**Stated exercise**
Reply with the count of lines holding "中国田径协会", nothing more.
[START OF Supplied material]
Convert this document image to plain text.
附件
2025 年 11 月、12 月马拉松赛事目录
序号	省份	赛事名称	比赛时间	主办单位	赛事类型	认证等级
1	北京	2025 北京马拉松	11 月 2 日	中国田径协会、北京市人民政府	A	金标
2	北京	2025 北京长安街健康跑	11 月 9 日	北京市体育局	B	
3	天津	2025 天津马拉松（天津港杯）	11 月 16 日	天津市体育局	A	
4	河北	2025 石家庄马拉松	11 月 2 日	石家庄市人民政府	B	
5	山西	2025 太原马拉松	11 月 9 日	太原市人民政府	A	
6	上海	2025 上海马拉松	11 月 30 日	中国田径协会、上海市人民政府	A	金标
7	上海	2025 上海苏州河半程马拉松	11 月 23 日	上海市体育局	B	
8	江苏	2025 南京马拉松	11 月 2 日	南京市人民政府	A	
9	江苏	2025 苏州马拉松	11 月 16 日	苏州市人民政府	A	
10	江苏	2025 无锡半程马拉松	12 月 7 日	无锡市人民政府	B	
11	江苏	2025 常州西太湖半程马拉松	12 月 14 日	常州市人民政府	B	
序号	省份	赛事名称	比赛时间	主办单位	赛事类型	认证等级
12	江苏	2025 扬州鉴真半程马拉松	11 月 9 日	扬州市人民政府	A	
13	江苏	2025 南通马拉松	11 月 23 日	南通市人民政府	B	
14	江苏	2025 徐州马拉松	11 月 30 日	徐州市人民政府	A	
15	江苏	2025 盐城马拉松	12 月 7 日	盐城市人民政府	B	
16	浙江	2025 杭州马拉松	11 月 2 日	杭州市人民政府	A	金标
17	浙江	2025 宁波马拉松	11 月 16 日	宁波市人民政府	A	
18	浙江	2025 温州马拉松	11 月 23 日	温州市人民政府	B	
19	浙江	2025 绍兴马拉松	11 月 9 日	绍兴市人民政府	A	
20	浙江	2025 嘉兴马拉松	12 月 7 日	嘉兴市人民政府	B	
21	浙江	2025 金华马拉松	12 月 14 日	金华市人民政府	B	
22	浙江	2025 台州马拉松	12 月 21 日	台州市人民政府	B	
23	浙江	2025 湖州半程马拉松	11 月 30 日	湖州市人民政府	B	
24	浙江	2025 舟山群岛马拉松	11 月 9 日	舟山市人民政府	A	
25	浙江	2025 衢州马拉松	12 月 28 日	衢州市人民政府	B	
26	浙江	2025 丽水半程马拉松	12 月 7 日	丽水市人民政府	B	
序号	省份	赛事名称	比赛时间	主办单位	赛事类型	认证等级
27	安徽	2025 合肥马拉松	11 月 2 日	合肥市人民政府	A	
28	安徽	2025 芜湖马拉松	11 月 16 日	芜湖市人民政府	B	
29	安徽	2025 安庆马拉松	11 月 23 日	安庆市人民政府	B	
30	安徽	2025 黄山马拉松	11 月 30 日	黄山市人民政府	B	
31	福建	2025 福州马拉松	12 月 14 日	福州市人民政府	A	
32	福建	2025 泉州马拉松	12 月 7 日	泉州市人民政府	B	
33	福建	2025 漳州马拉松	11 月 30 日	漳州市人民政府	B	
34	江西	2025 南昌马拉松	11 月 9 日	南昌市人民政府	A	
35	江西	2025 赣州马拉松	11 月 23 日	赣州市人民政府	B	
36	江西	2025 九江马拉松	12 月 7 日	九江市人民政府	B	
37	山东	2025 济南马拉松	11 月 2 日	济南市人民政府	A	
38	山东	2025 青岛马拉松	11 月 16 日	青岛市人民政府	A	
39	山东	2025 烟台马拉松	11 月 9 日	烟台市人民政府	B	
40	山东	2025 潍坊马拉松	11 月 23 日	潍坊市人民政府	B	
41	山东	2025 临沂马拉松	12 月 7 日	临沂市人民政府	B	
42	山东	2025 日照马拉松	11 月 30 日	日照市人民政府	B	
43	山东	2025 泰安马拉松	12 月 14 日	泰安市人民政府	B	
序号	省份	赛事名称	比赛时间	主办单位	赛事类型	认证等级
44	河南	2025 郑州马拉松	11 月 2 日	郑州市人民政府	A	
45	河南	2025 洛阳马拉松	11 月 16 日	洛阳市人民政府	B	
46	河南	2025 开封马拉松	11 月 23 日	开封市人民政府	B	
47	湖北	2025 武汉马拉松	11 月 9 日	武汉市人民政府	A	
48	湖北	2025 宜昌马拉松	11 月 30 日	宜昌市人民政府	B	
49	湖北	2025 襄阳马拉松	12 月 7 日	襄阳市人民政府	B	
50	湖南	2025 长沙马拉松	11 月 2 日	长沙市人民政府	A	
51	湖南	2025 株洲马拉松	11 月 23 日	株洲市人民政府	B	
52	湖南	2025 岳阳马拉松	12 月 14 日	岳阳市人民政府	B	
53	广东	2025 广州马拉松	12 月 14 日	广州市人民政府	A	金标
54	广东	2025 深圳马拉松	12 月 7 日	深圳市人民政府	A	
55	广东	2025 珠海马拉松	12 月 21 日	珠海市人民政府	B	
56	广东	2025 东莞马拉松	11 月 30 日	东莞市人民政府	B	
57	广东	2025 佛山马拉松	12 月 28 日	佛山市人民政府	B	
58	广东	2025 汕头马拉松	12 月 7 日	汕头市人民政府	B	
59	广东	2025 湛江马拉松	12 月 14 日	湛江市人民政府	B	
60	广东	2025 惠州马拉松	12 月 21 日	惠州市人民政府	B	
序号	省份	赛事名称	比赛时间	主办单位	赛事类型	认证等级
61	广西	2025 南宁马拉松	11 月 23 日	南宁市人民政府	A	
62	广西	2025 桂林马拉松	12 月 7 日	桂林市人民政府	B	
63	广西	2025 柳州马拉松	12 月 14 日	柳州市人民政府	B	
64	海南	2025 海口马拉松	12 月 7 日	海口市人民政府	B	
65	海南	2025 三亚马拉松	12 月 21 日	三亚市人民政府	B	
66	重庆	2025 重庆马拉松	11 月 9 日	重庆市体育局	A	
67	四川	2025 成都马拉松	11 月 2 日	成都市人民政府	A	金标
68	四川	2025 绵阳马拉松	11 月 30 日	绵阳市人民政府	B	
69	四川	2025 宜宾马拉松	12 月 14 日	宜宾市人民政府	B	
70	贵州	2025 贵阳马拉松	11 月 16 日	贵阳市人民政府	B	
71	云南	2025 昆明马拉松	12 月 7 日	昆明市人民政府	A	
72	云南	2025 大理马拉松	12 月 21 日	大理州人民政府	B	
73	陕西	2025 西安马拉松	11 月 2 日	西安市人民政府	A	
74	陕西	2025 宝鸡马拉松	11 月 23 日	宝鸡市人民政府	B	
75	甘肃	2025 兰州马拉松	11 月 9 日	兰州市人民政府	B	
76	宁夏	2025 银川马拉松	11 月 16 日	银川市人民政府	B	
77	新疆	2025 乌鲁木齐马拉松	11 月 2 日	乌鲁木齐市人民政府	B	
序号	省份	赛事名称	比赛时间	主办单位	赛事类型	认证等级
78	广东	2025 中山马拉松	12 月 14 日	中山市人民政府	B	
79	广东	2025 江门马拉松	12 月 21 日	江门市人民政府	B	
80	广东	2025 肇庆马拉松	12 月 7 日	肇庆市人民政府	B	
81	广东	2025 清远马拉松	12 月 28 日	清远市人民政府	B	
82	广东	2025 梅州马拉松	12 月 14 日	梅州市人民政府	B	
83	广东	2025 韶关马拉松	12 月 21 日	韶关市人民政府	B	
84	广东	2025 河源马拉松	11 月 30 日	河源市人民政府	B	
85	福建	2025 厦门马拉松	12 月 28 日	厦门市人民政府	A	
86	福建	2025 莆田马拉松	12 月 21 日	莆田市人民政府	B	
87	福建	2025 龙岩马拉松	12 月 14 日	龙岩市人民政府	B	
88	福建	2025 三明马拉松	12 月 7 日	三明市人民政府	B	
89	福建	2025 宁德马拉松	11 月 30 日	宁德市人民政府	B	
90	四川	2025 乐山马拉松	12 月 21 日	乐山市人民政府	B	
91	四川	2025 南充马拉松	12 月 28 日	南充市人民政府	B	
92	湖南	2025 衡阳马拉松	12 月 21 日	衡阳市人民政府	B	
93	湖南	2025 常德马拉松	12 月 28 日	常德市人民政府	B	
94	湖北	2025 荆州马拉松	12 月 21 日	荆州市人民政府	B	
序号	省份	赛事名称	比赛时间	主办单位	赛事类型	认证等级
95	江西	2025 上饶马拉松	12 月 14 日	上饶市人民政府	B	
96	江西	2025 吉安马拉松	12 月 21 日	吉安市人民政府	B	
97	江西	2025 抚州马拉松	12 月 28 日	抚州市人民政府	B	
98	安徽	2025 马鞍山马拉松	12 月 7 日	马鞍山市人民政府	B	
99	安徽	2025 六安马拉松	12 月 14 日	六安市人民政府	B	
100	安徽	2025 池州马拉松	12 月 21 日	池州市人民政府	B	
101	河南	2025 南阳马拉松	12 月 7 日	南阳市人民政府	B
[END OF Supplied material]
**Output for this exercise**
2